Quoted text:
-------------------------

Running Experiments using Specialized Scripts

Testing Configurations of an Algorithm

Sometimes, configurations of algorithms are highly dependent on the database or even the employed protocol. Additionally, configuration parameters depend on each other. The FaceRecLib provides a relatively simple set up that allows to test different configurations in the same task. For this, the ./bin/parameter_test.py script can be employed. This script executes a configurable series of experiments, which reuse data as far as possible.

The Configuration File

The most important parameter to the ./bin/parameter_test.py is the --configuration-file. In this configuration file it is specified, which parameters of which part of the algorithms will be tested. An example for a configuration file can be found in the test scripts: facereclib/tests/scripts/parameter_Test.py. The configuration file is a common python file, which can contain certain variables:

  1. preprocessor =
  2. feature_extractor =
  3. tool =
  4. replace =
  5. requirement =
  6. imports =

The variables from 1. to 3. usually contain constructor calls for classes of Preprocessors, Feature Extractors and Recognition Algorithms, but also registered Resources can be used. For any of the parameters of the classes, a placeholder can be put. By default, these place holders start with a # character, followed by a digit or character. The variables 1. to 3. can also be overridden by the command line options --preprocessing, --features and --tool of the ./bin/parameter_test.py script.

-------------------------

Material provided:
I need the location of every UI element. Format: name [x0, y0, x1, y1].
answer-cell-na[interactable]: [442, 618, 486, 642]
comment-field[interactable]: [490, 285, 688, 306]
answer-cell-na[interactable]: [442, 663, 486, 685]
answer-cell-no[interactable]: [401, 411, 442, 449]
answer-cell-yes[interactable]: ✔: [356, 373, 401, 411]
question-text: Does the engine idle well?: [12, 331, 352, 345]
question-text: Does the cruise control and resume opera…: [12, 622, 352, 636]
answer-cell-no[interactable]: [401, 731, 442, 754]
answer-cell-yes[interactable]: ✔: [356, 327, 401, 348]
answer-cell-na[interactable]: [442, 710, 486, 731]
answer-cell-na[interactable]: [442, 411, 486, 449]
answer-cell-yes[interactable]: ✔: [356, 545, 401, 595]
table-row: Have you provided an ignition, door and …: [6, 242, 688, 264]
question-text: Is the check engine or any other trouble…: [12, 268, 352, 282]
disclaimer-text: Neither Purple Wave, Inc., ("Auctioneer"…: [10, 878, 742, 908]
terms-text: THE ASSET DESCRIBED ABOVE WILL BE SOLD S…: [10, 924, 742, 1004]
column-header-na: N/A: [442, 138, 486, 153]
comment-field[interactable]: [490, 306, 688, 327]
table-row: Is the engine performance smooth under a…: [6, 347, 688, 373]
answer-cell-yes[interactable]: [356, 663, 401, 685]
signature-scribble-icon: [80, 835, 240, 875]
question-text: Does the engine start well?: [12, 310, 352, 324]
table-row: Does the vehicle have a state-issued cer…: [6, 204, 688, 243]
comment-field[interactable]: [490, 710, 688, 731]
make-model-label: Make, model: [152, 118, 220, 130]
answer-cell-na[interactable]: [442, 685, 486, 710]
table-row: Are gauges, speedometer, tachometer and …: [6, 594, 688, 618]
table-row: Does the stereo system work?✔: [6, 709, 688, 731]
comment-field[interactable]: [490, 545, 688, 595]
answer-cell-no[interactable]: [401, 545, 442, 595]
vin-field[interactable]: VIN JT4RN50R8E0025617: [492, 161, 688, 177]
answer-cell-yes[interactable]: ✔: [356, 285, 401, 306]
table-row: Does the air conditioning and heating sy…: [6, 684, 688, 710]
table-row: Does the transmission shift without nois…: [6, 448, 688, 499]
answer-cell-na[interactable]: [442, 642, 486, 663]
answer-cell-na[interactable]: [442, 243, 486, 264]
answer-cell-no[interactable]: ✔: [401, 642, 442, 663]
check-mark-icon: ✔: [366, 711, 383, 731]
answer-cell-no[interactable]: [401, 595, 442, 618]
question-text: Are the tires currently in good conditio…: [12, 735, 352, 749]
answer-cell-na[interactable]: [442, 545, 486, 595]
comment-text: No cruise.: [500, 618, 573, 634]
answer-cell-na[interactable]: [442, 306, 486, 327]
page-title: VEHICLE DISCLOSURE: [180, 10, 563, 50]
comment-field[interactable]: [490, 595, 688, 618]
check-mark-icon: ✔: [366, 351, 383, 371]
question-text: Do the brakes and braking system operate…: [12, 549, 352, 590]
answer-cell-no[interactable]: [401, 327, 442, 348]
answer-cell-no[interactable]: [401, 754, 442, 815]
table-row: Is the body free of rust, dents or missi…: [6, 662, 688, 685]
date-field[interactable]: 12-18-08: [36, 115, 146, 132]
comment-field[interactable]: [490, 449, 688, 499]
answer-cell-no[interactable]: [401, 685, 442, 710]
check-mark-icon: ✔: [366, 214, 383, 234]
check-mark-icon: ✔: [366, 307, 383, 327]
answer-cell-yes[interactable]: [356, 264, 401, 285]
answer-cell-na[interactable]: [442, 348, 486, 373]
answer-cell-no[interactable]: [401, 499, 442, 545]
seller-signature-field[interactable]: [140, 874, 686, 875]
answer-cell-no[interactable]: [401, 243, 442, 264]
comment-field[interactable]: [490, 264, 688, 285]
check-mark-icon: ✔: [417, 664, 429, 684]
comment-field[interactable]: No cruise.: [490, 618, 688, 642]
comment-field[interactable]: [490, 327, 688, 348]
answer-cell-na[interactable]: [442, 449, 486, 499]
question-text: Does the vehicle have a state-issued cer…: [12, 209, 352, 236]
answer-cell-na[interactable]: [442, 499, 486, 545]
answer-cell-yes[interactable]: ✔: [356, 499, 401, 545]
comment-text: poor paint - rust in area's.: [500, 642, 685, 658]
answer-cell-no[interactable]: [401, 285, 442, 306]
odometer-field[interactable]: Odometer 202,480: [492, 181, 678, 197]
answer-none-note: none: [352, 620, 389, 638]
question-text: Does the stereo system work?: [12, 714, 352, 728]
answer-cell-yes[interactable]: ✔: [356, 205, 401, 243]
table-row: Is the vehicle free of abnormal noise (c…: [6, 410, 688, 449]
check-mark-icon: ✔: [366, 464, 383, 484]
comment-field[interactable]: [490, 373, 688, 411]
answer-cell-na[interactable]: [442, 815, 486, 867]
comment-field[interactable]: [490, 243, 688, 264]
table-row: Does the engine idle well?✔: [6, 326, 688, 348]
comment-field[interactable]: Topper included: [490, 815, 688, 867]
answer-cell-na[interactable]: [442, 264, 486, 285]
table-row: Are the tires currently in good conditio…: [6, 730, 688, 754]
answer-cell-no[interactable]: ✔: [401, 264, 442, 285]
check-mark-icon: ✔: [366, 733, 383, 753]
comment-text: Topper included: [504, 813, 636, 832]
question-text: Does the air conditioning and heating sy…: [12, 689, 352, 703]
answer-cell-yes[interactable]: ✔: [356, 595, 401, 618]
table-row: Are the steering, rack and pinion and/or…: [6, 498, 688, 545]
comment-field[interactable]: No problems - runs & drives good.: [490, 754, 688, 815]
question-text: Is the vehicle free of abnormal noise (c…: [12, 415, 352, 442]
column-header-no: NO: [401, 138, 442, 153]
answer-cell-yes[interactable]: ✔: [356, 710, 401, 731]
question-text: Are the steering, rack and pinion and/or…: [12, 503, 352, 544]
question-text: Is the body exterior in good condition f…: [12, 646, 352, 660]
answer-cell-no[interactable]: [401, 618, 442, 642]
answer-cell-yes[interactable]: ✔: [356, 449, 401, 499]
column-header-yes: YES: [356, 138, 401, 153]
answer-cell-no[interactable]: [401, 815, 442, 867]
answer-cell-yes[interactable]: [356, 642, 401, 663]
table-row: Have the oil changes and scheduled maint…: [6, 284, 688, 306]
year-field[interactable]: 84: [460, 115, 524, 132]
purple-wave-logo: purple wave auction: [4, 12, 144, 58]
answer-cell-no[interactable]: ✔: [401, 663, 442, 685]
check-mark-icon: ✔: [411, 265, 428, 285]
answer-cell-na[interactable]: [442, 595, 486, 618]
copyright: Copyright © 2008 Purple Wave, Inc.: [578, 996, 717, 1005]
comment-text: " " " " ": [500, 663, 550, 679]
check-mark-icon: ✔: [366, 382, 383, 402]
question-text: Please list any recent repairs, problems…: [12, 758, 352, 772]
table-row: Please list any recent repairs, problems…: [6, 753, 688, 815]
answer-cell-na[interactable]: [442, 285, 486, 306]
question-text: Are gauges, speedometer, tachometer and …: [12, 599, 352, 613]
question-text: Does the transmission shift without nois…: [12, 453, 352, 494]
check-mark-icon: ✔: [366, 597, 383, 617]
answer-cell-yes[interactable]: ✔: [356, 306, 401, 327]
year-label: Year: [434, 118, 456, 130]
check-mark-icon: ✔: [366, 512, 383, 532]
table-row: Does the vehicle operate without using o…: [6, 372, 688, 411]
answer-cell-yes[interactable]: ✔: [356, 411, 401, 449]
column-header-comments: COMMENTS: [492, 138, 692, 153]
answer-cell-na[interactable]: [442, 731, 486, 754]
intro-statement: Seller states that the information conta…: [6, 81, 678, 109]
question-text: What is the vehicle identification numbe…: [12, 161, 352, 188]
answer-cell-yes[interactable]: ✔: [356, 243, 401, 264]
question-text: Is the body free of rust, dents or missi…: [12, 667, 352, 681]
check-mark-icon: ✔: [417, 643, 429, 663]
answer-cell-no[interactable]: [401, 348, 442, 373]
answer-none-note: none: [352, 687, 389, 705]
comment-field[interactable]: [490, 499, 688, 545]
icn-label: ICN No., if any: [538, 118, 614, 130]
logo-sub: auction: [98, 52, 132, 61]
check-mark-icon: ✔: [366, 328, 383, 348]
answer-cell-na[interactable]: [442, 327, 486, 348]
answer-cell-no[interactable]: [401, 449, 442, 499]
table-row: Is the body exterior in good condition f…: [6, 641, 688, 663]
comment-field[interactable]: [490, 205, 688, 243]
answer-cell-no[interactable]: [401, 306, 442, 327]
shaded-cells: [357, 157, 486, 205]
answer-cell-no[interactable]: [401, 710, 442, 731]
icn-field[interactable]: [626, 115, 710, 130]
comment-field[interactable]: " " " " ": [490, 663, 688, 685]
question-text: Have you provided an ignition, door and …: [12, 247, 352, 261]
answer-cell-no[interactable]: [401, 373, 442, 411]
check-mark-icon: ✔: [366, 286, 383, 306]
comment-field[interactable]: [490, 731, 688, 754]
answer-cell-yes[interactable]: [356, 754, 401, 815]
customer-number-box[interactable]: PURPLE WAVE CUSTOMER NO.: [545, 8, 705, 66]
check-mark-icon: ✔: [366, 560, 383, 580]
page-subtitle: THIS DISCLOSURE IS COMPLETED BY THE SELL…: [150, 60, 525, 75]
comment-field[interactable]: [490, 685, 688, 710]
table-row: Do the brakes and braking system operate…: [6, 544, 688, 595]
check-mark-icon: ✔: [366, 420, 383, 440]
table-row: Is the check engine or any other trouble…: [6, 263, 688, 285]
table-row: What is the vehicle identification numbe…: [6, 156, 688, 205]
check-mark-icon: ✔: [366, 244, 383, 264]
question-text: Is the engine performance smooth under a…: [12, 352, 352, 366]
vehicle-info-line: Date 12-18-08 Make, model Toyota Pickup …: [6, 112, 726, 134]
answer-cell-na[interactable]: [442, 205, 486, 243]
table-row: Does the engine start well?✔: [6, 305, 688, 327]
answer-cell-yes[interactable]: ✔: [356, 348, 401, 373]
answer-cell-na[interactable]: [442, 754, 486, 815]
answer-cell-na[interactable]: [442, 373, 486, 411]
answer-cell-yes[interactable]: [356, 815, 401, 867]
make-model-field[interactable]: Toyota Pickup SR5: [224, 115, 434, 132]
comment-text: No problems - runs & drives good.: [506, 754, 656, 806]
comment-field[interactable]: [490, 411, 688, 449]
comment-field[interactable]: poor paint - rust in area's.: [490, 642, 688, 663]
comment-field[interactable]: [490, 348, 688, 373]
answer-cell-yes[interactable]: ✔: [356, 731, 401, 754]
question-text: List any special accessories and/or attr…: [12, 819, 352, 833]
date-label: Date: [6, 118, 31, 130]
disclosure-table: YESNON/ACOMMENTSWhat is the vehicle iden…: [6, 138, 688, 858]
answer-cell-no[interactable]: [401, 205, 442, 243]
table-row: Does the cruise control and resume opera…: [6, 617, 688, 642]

-------------------------

Work to do:
(a) In the FaceRecLib text, which command-line option of ./bin/parameter_test.py is called its most important parameter?
(b) Using the FaceRecLib text, explain why it helps to test different configurations of an algorithm in the same task.
The records have nothing to do with the FaceRecLib text.

Task answers:
(a) The --configuration-file option.

(b) An algorithm's best configuration can depend heavily on the database or even the protocol used, and its configuration parameters depend on each other. The ./bin/parameter_test.py script handles this by running a configurable series of experiments in one task, reusing data as far as possible.